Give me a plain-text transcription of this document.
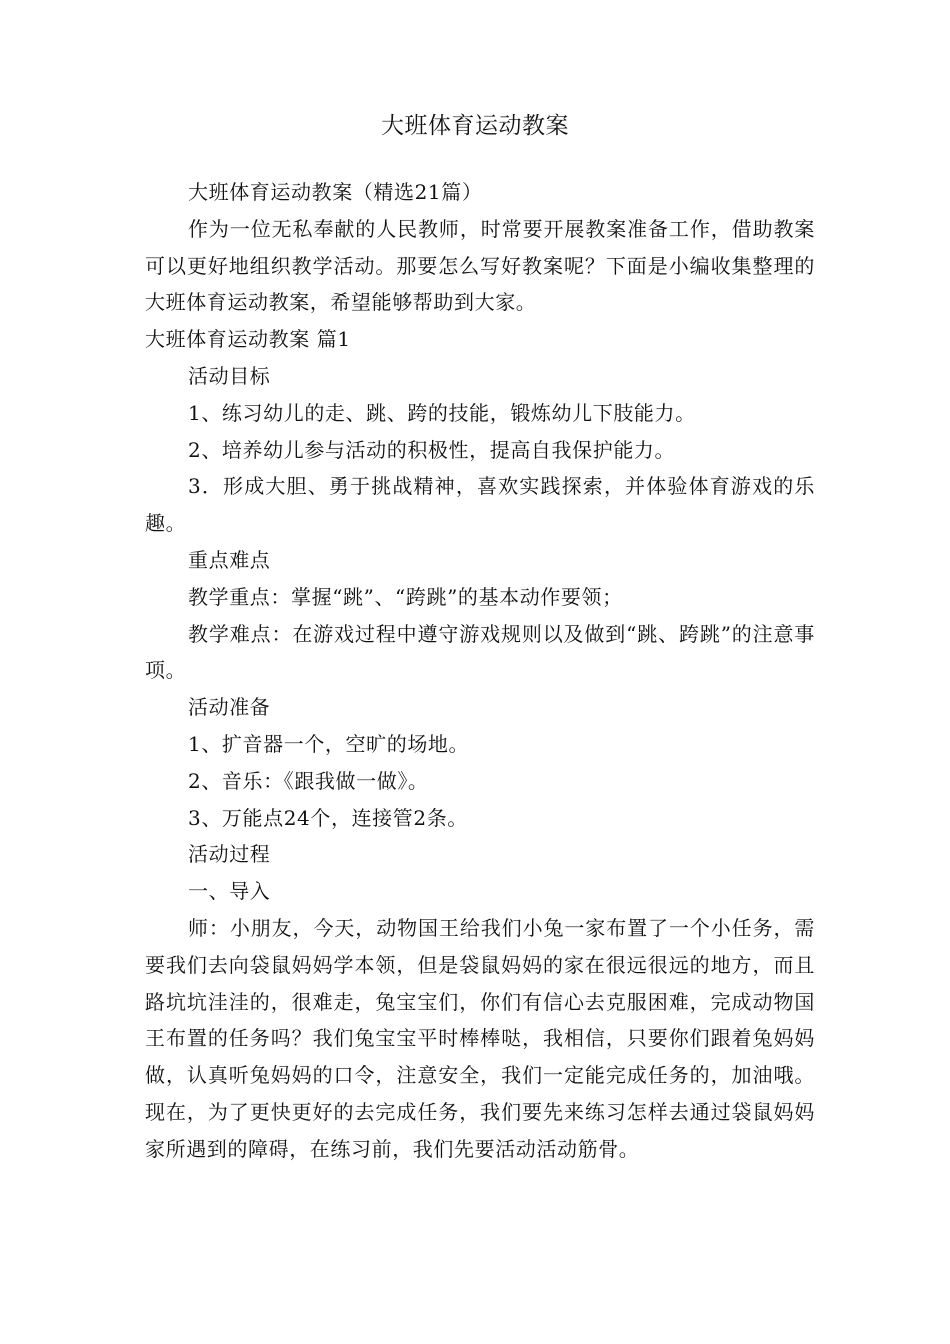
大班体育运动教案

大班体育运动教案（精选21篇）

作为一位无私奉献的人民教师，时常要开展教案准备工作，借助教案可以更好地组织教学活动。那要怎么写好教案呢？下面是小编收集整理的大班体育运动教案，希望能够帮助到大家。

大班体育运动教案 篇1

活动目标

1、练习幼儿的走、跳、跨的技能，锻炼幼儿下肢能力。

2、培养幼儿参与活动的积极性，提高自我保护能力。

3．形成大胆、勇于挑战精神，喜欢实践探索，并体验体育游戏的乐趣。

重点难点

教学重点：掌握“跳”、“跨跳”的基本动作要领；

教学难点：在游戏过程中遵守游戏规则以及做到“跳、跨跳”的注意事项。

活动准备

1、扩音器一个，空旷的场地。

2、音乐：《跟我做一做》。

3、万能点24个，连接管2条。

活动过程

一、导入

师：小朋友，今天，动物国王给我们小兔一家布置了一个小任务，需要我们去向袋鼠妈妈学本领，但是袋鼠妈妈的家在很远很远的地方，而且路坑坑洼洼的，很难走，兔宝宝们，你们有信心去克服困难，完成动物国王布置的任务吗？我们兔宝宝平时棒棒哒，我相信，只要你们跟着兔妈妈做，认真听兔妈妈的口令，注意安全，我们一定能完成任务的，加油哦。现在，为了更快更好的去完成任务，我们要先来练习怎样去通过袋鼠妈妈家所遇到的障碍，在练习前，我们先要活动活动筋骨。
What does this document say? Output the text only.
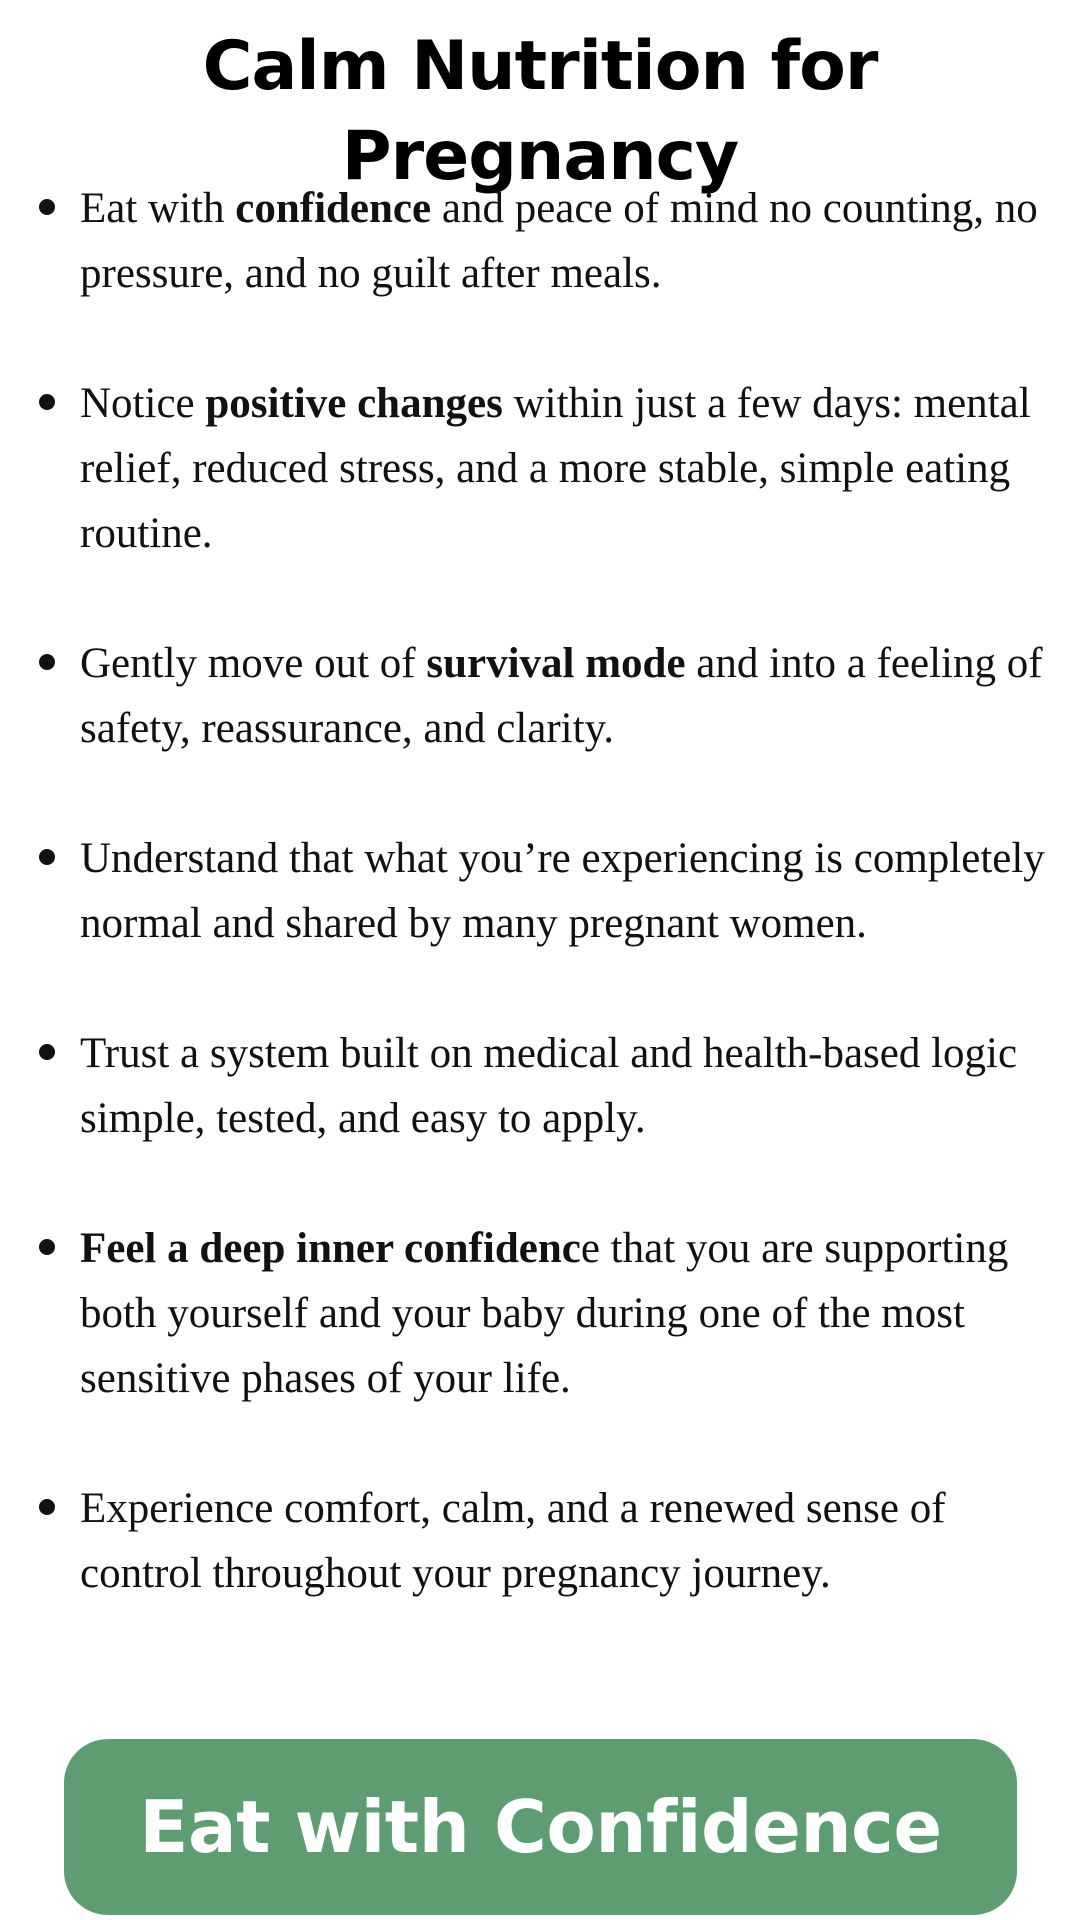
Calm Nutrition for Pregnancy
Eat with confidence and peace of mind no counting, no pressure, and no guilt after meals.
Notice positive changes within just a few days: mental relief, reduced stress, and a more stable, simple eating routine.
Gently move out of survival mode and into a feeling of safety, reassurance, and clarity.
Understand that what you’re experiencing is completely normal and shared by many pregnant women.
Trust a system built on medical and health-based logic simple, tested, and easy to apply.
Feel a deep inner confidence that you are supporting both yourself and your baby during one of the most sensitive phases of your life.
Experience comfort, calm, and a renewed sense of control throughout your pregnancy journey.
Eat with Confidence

○ ○ ○

Instructions to follow:
Identify lines with the string "simple". Copy each one.

Answer to this exercise:
Notice positive changes within just a few days: mental relief, reduced stress, and a more stable, simple eating routine.
Trust a system built on medical and health-based logic simple, tested, and easy to apply.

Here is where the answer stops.